Identify the lines in the data below that contain "color" and give only how many there are.

━━━ MATERIAL FOR THIS TASK

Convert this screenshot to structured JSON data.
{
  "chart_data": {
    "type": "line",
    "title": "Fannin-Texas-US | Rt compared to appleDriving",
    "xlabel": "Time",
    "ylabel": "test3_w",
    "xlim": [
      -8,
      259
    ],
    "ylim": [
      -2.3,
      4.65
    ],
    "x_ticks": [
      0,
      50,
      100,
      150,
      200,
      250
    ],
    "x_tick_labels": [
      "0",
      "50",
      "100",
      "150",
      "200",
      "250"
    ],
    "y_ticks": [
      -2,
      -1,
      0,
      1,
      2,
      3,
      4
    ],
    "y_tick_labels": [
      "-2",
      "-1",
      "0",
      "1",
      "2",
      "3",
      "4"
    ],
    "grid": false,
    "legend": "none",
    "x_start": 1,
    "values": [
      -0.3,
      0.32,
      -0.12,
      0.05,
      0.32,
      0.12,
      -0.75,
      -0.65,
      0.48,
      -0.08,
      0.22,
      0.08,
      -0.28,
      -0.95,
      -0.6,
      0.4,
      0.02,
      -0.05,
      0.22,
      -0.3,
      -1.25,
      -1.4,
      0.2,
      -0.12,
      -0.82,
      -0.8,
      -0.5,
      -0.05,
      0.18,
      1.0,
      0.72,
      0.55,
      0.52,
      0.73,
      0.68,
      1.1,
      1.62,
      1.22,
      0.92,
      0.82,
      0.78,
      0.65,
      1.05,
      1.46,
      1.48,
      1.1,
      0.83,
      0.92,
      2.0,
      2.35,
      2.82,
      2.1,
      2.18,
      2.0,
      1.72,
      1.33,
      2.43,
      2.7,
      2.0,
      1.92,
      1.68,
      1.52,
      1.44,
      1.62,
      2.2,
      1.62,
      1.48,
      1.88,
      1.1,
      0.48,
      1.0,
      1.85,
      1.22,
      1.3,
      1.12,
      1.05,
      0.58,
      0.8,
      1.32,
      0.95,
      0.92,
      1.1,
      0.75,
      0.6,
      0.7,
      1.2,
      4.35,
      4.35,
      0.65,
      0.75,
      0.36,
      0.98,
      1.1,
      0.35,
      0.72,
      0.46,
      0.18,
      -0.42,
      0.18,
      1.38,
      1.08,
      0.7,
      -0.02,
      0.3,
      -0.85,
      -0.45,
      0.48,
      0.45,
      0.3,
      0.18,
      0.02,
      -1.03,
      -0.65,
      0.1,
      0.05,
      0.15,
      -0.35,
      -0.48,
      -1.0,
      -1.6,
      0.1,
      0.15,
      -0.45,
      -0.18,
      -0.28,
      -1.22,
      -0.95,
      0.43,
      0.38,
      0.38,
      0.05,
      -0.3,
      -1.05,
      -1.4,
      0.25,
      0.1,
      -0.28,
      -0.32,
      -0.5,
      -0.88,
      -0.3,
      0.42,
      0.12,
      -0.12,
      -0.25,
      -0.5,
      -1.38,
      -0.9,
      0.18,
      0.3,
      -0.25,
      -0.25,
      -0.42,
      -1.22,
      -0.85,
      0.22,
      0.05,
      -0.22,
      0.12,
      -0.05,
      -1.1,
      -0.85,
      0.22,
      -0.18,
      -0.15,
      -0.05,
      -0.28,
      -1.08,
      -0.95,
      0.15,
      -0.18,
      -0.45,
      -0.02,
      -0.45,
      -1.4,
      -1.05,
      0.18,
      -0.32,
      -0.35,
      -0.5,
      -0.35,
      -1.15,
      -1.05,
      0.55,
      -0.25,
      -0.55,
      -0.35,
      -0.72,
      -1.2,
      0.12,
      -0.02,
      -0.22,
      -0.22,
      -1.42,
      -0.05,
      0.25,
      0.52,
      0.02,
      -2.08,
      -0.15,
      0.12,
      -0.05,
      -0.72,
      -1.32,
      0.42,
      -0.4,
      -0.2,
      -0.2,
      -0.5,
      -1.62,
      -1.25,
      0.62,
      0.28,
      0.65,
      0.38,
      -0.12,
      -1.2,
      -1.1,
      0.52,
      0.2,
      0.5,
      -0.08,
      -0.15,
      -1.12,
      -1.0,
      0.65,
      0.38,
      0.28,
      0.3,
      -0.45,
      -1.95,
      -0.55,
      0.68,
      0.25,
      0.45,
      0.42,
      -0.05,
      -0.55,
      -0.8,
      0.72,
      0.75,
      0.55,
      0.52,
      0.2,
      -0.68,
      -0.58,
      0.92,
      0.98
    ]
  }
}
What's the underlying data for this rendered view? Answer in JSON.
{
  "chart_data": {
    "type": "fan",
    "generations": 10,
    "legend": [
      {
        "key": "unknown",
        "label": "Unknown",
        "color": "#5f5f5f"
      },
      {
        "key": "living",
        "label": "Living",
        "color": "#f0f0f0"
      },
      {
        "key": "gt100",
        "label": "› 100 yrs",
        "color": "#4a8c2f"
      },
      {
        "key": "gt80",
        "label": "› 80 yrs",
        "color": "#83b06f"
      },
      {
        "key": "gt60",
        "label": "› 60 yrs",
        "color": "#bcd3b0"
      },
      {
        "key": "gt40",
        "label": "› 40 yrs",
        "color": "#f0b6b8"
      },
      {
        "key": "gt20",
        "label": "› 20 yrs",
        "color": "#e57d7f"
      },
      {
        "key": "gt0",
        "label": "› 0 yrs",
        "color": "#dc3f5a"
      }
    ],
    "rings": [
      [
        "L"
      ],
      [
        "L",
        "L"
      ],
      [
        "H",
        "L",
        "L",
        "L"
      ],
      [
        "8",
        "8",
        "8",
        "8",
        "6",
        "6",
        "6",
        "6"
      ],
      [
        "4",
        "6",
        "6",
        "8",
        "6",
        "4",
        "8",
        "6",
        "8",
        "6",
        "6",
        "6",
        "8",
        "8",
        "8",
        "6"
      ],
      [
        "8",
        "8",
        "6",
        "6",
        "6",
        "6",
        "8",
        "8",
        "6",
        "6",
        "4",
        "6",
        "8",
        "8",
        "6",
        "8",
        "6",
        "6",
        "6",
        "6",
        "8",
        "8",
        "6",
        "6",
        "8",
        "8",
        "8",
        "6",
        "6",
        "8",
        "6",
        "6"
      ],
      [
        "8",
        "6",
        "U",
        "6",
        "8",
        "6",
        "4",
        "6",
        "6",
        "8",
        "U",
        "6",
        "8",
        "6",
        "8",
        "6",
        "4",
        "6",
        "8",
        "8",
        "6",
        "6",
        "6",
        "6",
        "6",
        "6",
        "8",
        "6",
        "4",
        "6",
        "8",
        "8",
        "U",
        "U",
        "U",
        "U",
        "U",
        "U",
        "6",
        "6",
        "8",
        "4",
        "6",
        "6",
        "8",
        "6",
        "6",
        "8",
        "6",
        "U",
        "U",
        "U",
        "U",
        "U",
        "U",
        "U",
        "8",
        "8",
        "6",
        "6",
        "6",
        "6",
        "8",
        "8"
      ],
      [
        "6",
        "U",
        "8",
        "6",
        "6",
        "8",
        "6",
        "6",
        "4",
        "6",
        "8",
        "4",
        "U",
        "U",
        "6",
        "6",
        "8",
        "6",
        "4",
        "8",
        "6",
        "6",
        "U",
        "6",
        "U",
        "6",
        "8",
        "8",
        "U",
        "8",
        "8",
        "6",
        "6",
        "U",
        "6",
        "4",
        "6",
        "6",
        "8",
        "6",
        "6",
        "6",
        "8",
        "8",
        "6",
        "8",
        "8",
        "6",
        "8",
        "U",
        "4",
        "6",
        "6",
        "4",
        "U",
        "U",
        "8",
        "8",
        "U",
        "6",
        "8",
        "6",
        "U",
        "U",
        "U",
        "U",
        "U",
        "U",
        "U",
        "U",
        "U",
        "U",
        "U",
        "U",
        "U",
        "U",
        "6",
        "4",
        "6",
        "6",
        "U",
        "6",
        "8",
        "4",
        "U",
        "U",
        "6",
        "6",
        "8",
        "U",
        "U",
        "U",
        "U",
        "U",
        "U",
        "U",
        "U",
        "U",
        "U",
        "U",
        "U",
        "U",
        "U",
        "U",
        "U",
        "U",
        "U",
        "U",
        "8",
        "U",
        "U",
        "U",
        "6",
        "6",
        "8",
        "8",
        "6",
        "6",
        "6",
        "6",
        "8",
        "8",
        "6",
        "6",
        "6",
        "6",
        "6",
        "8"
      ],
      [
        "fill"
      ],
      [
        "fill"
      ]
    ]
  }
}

━━━━━━

## EXERCISE RESPONSE
8